(What to work on)
(1) Which headings appear in the passage on tutoring and mathematics achievement? List every one.
(2) From the passage on tutoring and mathematics achievement, reproduce the stretch from "Literature Review" through "2019; Zhang et al., 2021).", swapping "teachers" for "instructors".
(3) Please carry on the passage on tutoring and mathematics achievement from the point where it stops.

━━ Passage given ━━

Previous international academic achievement assessments in mathematics have shown a clear advantage for Chinese and other Eastern Asian students over their Western peers (Leung, 2001; Mullis et al., 2004; Wang & Lin, 2005). This advantage is potentially attributable to Chinese students’ efforts in both in-school learning and PT outside of school (Wang & Guo, 2017; Bray et al., 2020). Therefore, the effect of PT on students’ mathematics achievement should be an important aspect in the studies of mathematics education in China (Wang & Guo, 2017; Zhang et al., 2021). Additionally, an evaluation of PT effects on students’ learning performance across China offers the basis for national educational governance and support related to PT. This could assist national educational authorities in developing and improving standards and systems for after-school education, training, and taking relevant actions in monitoring the industry.
This paper presents an empirical study of PT in mathematics due to its importance among other subjects. Leveraging data from a large-scale survey and testing project in China, it profiled the PT for middle school students and examined whether the tutoring facilitated the improvement of students’ mathematics learning performance.
Literature Review
The Roles and Functions of PT in Mathematics Learning
Studies on various education-related factors affecting students’ (mathematics) academic performance focus on quantitative educational indicators of formal schooling, including those related to teachers (Konstantopoulos & Sun, 2012; Wang & Cao, 2014) and schools (for example, Coleman et al., 1966). Both formal and outside-school mathematics instruction should be included when discussing the potential factors in promoting students’ mathematics learning or in analyzing the variance in students’ mathematics achievement (Wang & Guo, 2017; Wang et al., 2019; Zhang et al., 2021).
The purposes of PT include enhancing the results of formal schooling and expanding its curriculum (Zeng & Zhou, 2012). It requires students to learn ahead of schedule or review what they have learned in school. Students with high and low mathematical abilities are usually the targets of PT. For the former, the tutoring helps them build on their advantages or at least maintain their performance levels, while, for the latter, it offers the opportunity to catch up with their peers (Bray & Kobakhidze, 2014; Zhang, 2011). The second purpose often relates to subject competitions, for example, improving the competition results in mathematical Olympiads in China (Wang & Guo, 2017), as well as independent enrollment courses for domestic universities and preparatory courses for overseas ones (such as advanced placement courses) that have become increasingly important in recent years.
Effects of PT on Students’ Mathematics Learning Performance
Regarding the global PT research agenda, effectiveness studies have been the fundamental research issue. These studies provide fundamental empirical results that explain Asian students’ achievements in international assessment projects and provide insights to parents for informed educational decisions. Considering PT’s comprehensive theoretical effectiveness, previous studies have typically discussed its effectiveness under the Carroll’s (1963) model of school learning (Guill et al., 2019; He et al., 2021; Zhang et al., 2021). This model posits that learning is a function of the ratio of the time spent on learning to the time required to learn, with the latter depending on cognitive factors and instruction quality. Specifically, PT potentially adds external time to students’ learning and helps them access further learning opportunities (Bäumer, et al., 2011), but cognitive factors and instruction quality decide the effectiveness of the external time as well as the time required. Zhang et al (2021) applied Dunkin and Biddle’s (1974) paradigm to determine the aspects of the instructional quality of PT that impact students’ mathematics achievement, as illustrated in Table 1. Several presage or process variables discussed in previous studies as well as newly developed variables were included in the framework to explain the effect of PT on the product variable (mathematics achievement in school). The effectiveness was also explained by the time spent on PT, according to Carroll’s (1963) model.

━━━
━━ Supplied data ━━

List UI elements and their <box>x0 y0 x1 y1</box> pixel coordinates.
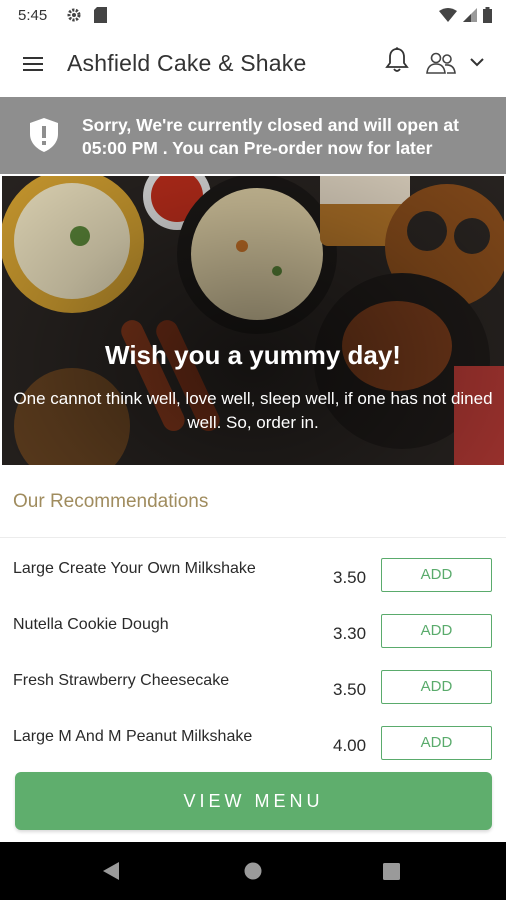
battery-icon <box>483 7 492 23</box>
recommendation-item: Fresh Strawberry Cheesecake 3.50 ADD <box>0 670 506 720</box>
view-menu-button[interactable]: VIEW MENU <box>15 772 492 830</box>
shield-alert-icon <box>30 118 58 152</box>
closed-notice-banner: Sorry, We're currently closed and will o… <box>0 97 506 174</box>
notification-bell-icon[interactable] <box>384 46 410 74</box>
chevron-down-icon[interactable] <box>469 56 485 68</box>
status-icons <box>439 7 492 23</box>
item-price: 3.50 <box>333 568 367 587</box>
item-name: Fresh Strawberry Cheesecake <box>13 672 230 689</box>
hero-banner: Wish you a yummy day! One cannot think w… <box>2 176 504 465</box>
recents-icon[interactable] <box>383 863 400 880</box>
signal-icon <box>463 8 477 22</box>
app-bar: Ashfield Cake & Shake <box>0 32 506 96</box>
recommendation-item: Large M And M Peanut Milkshake 4.00 ADD <box>0 726 506 776</box>
app-title: Ashfield Cake & Shake <box>67 50 307 76</box>
recommendation-item: Nutella Cookie Dough 3.30 ADD <box>0 614 506 664</box>
add-button[interactable]: ADD <box>381 726 492 760</box>
divider <box>0 537 506 538</box>
add-button[interactable]: ADD <box>381 670 492 704</box>
recommendation-item: Large Create Your Own Milkshake 3.50 ADD <box>0 558 506 608</box>
sd-card-icon <box>94 7 107 23</box>
hero-title: Wish you a yummy day! <box>105 340 401 370</box>
closed-notice-text: Sorry, We're currently closed and will o… <box>82 115 459 158</box>
system-navigation-bar <box>0 842 506 900</box>
hero-subtitle: One cannot think well, love well, sleep … <box>13 389 493 432</box>
back-icon[interactable] <box>101 861 121 881</box>
item-name: Nutella Cookie Dough <box>13 616 169 633</box>
item-price: 3.30 <box>333 624 367 643</box>
recommendations-heading: Our Recommendations <box>13 491 209 512</box>
status-time: 5:45 <box>18 7 48 24</box>
item-price: 3.50 <box>333 680 367 699</box>
status-bar: 5:45 <box>0 0 506 32</box>
settings-gear-icon <box>67 8 81 22</box>
item-name: Large M And M Peanut Milkshake <box>13 728 253 745</box>
hamburger-menu-icon[interactable] <box>21 52 45 76</box>
add-button[interactable]: ADD <box>381 614 492 648</box>
add-button[interactable]: ADD <box>381 558 492 592</box>
wifi-icon <box>439 8 457 22</box>
item-price: 4.00 <box>333 736 367 755</box>
item-name: Large Create Your Own Milkshake <box>13 560 256 577</box>
home-icon[interactable] <box>244 862 262 880</box>
users-account-icon[interactable] <box>425 51 457 75</box>
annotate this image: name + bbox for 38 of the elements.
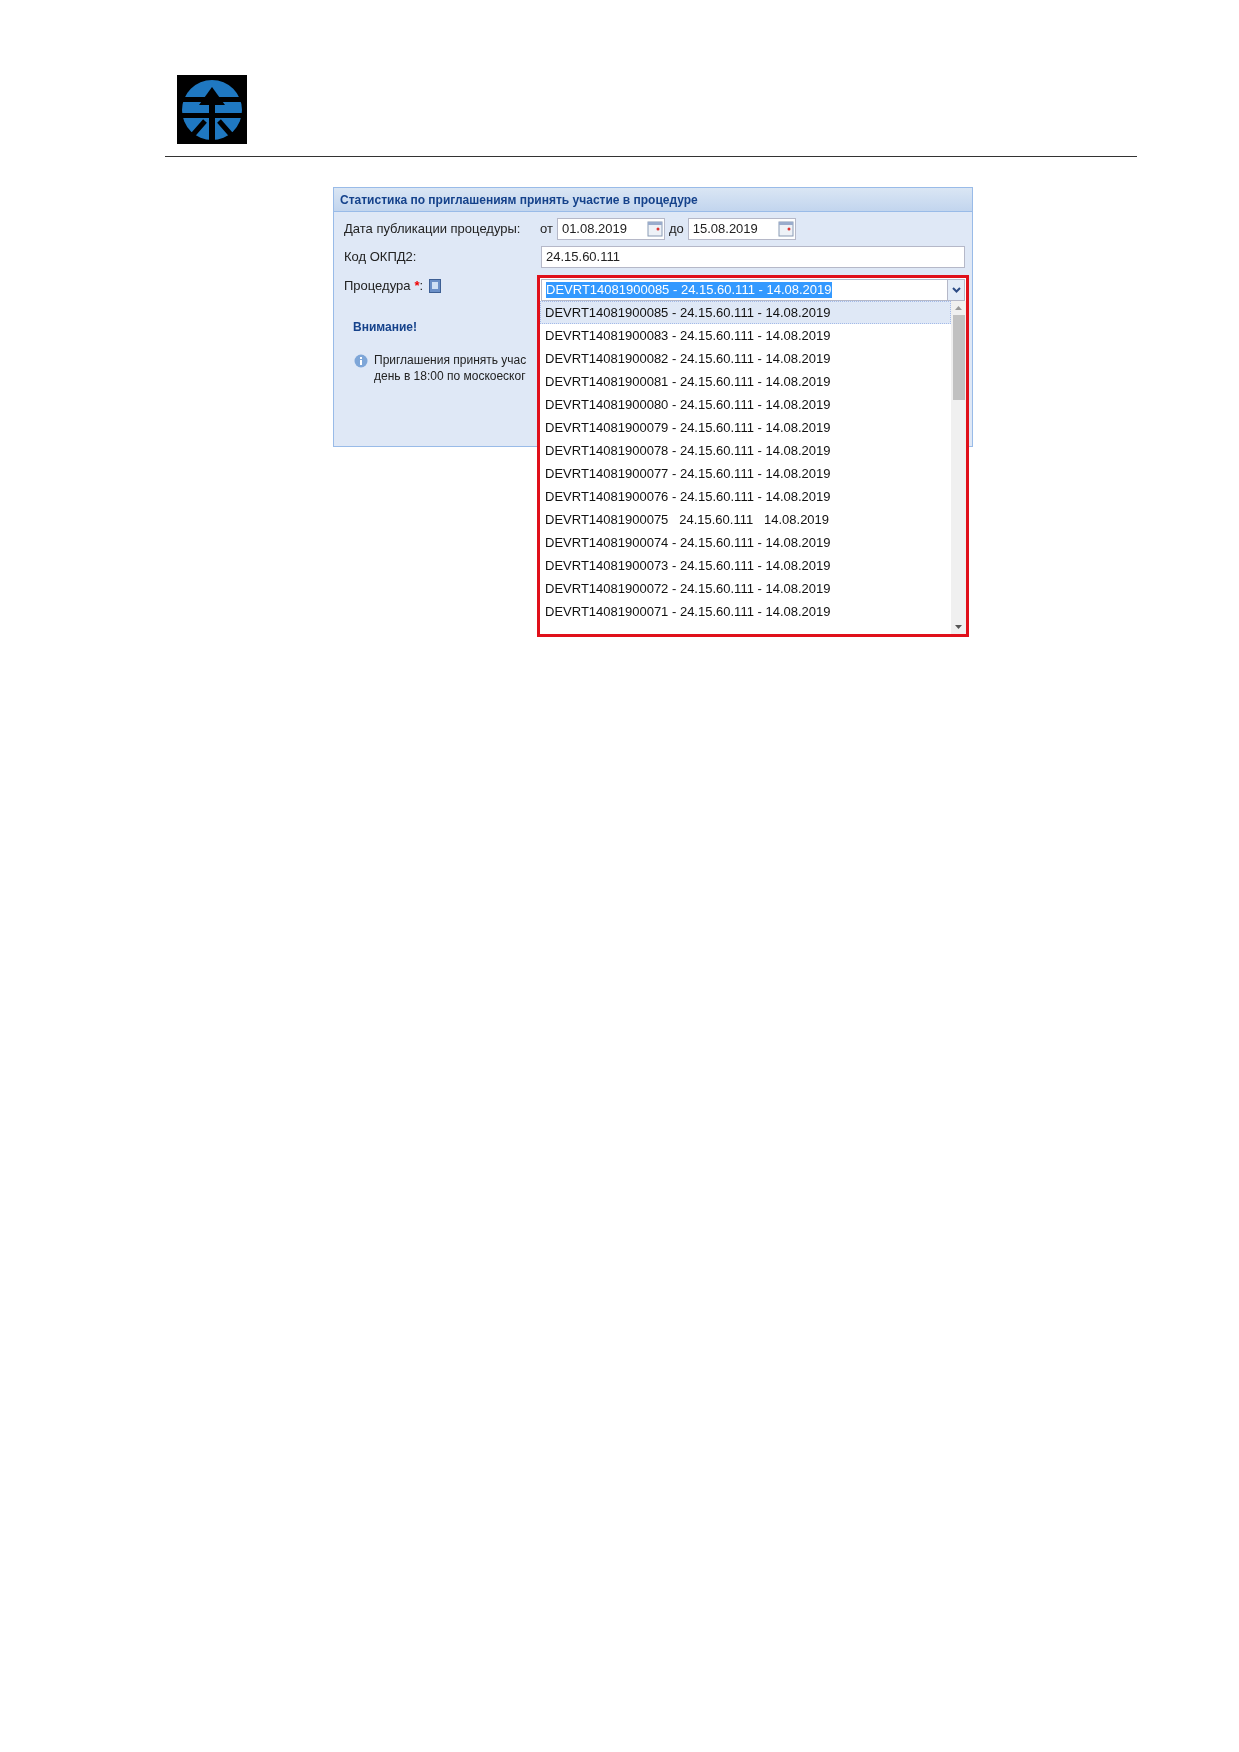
chevron-down-icon — [951, 287, 961, 293]
required-mark: * — [414, 277, 420, 296]
dropdown-option[interactable]: DEVRT14081900076 - 24.15.60.111 - 14.08.2019 — [540, 485, 951, 508]
dropdown-option[interactable]: DEVRT14081900082 - 24.15.60.111 - 14.08.2019 — [540, 347, 951, 370]
calendar-icon[interactable] — [777, 221, 794, 237]
dropdown-option[interactable]: DEVRT14081900080 - 24.15.60.111 - 14.08.2019 — [540, 393, 951, 416]
dropdown-option[interactable]: DEVRT14081900074 - 24.15.60.111 - 14.08.2019 — [540, 531, 951, 554]
info-icon — [354, 354, 368, 368]
date-field[interactable]: 01.08.2019 — [556, 218, 665, 240]
dropdown-option[interactable]: DEVRT14081900072 - 24.15.60.111 - 14.08.2019 — [540, 577, 951, 600]
dropdown-option[interactable]: DEVRT14081900085 - 24.15.60.111 - 14.08.2019 — [540, 301, 951, 324]
warning-text: Приглашения принять учас — [374, 352, 527, 368]
warning-text: день в 18:00 по москоеског — [374, 368, 527, 384]
field-label: до — [668, 220, 684, 239]
date-field[interactable]: 15.08.2019 — [687, 218, 796, 240]
field-label: Дата публикации процедуры: — [344, 220, 522, 239]
warning-title: Внимание! — [353, 320, 417, 334]
calendar-icon[interactable] — [646, 221, 663, 237]
dropdown-option[interactable]: DEVRT14081900075 24.15.60.111 14.08.2019 — [540, 508, 951, 531]
help-icon[interactable] — [429, 279, 442, 293]
field-label: Код ОКПД2: — [344, 248, 418, 267]
scrollbar[interactable] — [951, 301, 966, 634]
dropdown-option[interactable]: DEVRT14081900079 - 24.15.60.111 - 14.08.2019 — [540, 416, 951, 439]
dropdown-option[interactable]: DEVRT14081900071 - 24.15.60.111 - 14.08.2019 — [540, 600, 951, 623]
dropdown-option[interactable]: DEVRT14081900078 - 24.15.60.111 - 14.08.2019 — [540, 439, 951, 462]
dropdown-toggle[interactable] — [947, 280, 964, 300]
okpd-field[interactable]: 24.15.60.111 — [541, 246, 965, 268]
dropdown-option[interactable]: DEVRT14081900077 - 24.15.60.111 - 14.08.2019 — [540, 462, 951, 485]
scrollbar-thumb[interactable] — [952, 315, 965, 400]
dropdown-option[interactable]: DEVRT14081900083 - 24.15.60.111 - 14.08.2019 — [540, 324, 951, 347]
field-label: от — [540, 220, 553, 239]
logo-icon — [177, 75, 247, 144]
field-label: : — [419, 277, 424, 296]
dropdown-option[interactable]: DEVRT14081900073 - 24.15.60.111 - 14.08.2019 — [540, 554, 951, 577]
procedure-dropdown[interactable] — [537, 275, 969, 637]
panel-title: Статистика по приглашениям принять участие в процедуре — [340, 191, 698, 209]
dropdown-option[interactable]: DEVRT14081900081 - 24.15.60.111 - 14.08.2019 — [540, 370, 951, 393]
field-label: Процедура — [344, 277, 411, 296]
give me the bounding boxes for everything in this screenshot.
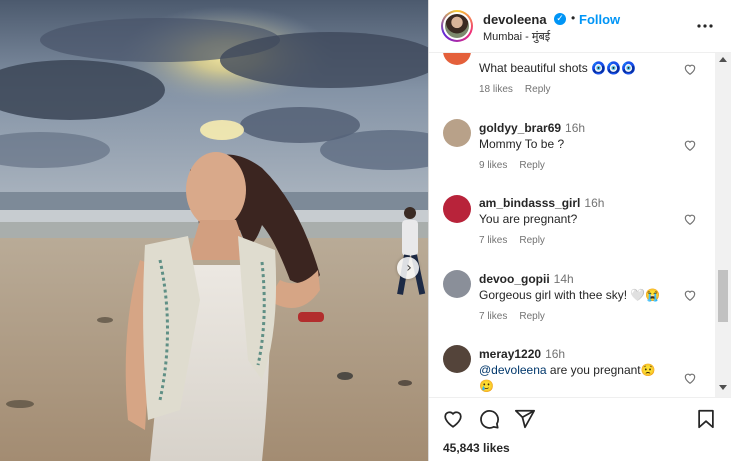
- comment-text: @devoleena are you pregnant😟: [479, 363, 656, 377]
- follow-button[interactable]: Follow: [579, 12, 620, 27]
- commenter-avatar[interactable]: [443, 270, 471, 298]
- comment-text: Gorgeous girl with thee sky! 🤍😭: [479, 288, 661, 302]
- avatar-image: [445, 14, 469, 38]
- comments-list[interactable]: What beautiful shots 🧿🧿🧿 18 likes Reply g…: [429, 53, 717, 397]
- post-actions: 45,843 likes: [429, 397, 731, 462]
- commenter-username[interactable]: goldyy_brar69 16h: [479, 121, 585, 135]
- commenter-avatar[interactable]: [443, 53, 471, 65]
- share-icon[interactable]: [514, 408, 536, 430]
- post-sidebar: devoleena ✓ • Follow Mumbai - मुंबई What…: [428, 0, 731, 461]
- commenter-username[interactable]: devoo_gopii 14h: [479, 272, 574, 286]
- comment-text: You are pregnant?: [479, 212, 578, 226]
- comment-likes[interactable]: 18 likes: [479, 84, 513, 95]
- comment-time: 14h: [553, 272, 574, 286]
- reply-button[interactable]: Reply: [525, 84, 551, 95]
- comment-likes[interactable]: 7 likes: [479, 235, 507, 246]
- comment-text-body: are you pregnant😟: [546, 363, 656, 377]
- heart-icon[interactable]: [683, 371, 697, 385]
- heart-icon[interactable]: [683, 212, 697, 226]
- username-text[interactable]: goldyy_brar69: [479, 121, 561, 135]
- comment-likes[interactable]: 7 likes: [479, 311, 507, 322]
- comment-time: 16h: [545, 347, 566, 361]
- post-photo[interactable]: ›: [0, 0, 428, 461]
- chevron-right-icon: ›: [406, 260, 412, 276]
- comment-meta: 9 likes Reply: [479, 160, 545, 171]
- heart-icon[interactable]: [683, 138, 697, 152]
- scroll-down-arrow-icon[interactable]: [719, 385, 727, 390]
- username-text[interactable]: meray1220: [479, 347, 541, 361]
- heart-icon[interactable]: [683, 62, 697, 76]
- commenter-avatar[interactable]: [443, 345, 471, 373]
- commenter-username[interactable]: am_bindasss_girl 16h: [479, 196, 604, 210]
- next-photo-button[interactable]: ›: [397, 257, 419, 279]
- comment-likes[interactable]: 9 likes: [479, 160, 507, 171]
- scroll-up-arrow-icon[interactable]: [719, 57, 727, 62]
- username-text[interactable]: am_bindasss_girl: [479, 196, 580, 210]
- heart-icon[interactable]: [442, 408, 464, 430]
- author-avatar[interactable]: [441, 10, 473, 42]
- comment-meta: 7 likes Reply: [479, 235, 545, 246]
- reply-button[interactable]: Reply: [519, 235, 545, 246]
- verified-badge-icon: ✓: [554, 13, 566, 25]
- comments-scrollbar[interactable]: [715, 53, 731, 397]
- comment-time: 16h: [565, 121, 586, 135]
- commenter-username[interactable]: meray1220 16h: [479, 347, 565, 361]
- bookmark-icon[interactable]: [695, 408, 717, 430]
- comment-text: Mommy To be ?: [479, 137, 565, 151]
- comment-time: 16h: [584, 196, 605, 210]
- reply-button[interactable]: Reply: [519, 160, 545, 171]
- commenter-avatar[interactable]: [443, 119, 471, 147]
- likes-count[interactable]: 45,843 likes: [443, 441, 510, 455]
- comment-meta: 18 likes Reply: [479, 84, 550, 95]
- separator-dot: •: [571, 11, 576, 25]
- username-text[interactable]: devoo_gopii: [479, 272, 550, 286]
- beach-photo-illustration: [0, 0, 428, 461]
- comment-text-continued: 🥲: [479, 379, 494, 393]
- heart-icon[interactable]: [683, 288, 697, 302]
- post-location[interactable]: Mumbai - मुंबई: [483, 29, 550, 44]
- comment-text: What beautiful shots 🧿🧿🧿: [479, 61, 636, 75]
- comment-icon[interactable]: [478, 408, 500, 430]
- scrollbar-thumb[interactable]: [718, 270, 728, 322]
- more-options-icon[interactable]: [696, 16, 714, 34]
- commenter-avatar[interactable]: [443, 195, 471, 223]
- reply-button[interactable]: Reply: [519, 311, 545, 322]
- mention-link[interactable]: @devoleena: [479, 363, 547, 377]
- comment-meta: 7 likes Reply: [479, 311, 545, 322]
- instagram-post-view: › devoleena ✓ • Follow Mumbai - मुंबई Wh…: [0, 0, 731, 461]
- author-username[interactable]: devoleena: [483, 12, 547, 27]
- post-header: devoleena ✓ • Follow Mumbai - मुंबई: [429, 0, 731, 53]
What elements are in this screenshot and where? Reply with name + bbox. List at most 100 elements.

━━━

(Results of the exercise)
(1)
- Literature Review
- The Roles and Functions of PT in Mathematics Learning
- Effects of PT on Students’ Mathematics Learning Performance

(2)
Literature Review
The Roles and Functions of PT in Mathematics Learning
Studies on various education-related factors affecting students’ (mathematics) academic performance focus on quantitative educational indicators of formal schooling, including those related to instructors (Konstantopoulos & Sun, 2012; Wang & Cao, 2014) and schools (for example, Coleman et al., 1966). Both formal and outside-school mathematics instruction should be included when discussing the potential factors in promoting students’ mathematics learning or in analyzing the variance in students’ mathematics achievement (Wang & Guo, 2017; Wang et al., 2019; Zhang et al., 2021).

(3)
Therefore, according to the comprehensive theoretical framework, the effectiveness of PT must be evaluated based on carefully designed data analysis processes and comprehensive representative samples in the future.
The overall effectiveness of PT should be tested and the instructional quality analyzed to explain the corresponding results. Rigorous empirical research is necessary to dispel exaggerated or even misleading advertisements and inform the policy (supervision) decisions of education authorities and education decisions of households.
Few studies have examined the effects of PT in mathematics on students’ academic achievement in mathematics using a sample from mainland China, which is insufficient to comprehensively identify complex PT effectiveness. Simple correlation analysis may not assist in understanding the effects, particularly given the complex and diverse teaching practices in PT. Bray (2014) contended that robust data analyses pointing to causation (rather than simple correlation analysis) are more suitable for tracing data, especially when experimental intervention studies are lacking. Further, some prior studies (e.g., Fang et al., 2018) are not specifically designed for the analysis of PT in mathematics and mathematics performance. Some statistical methods are known to be quite efficient in the literature on the effectiveness of PT. Kuan (2011) used two sets of panel data and propensity score matching (PSM) to analyze the data collected by the Taiwan Education Panel Study in 2001 and 2003. The statistical analysis results indicated that, on an average, the mathematics tutoring programs had a small effect on participants. Zhang (2011) used instrumental variable to analyze the effects of PT on the mathematics scores of college entrance examinations in the megacities of China and found no significant results after controlling for the scores of high school entrance examinations. Sun et al. (2020) used a PSM model and found no significant impact of PT on normalized mathematics scores in a Chinese background. Furthermore, the heterogeneity of effectiveness is frequently addressed in the literature (Campbell et al., 2003; Choi & Park, 2016; Ömeroğulları, et al., 2020; Zhang et al., 2021). It should be noted that, several sorts of variables in the theoretical framework (see Table 1) could be applied to analyze the heterogeneity of effectiveness, especially for the context variables, such as students with different propensity scores (Choi & Park, 2016), or PT with different pre-achievements (Zhang et al., 2021), which can provide an empirical basis for educational theories and practices (Wang & Cao, 2014; Zhang et al., 2021). Zhang et al. (2021) suggested that students with low achievement in mathematics might benefit from PT, while others might not.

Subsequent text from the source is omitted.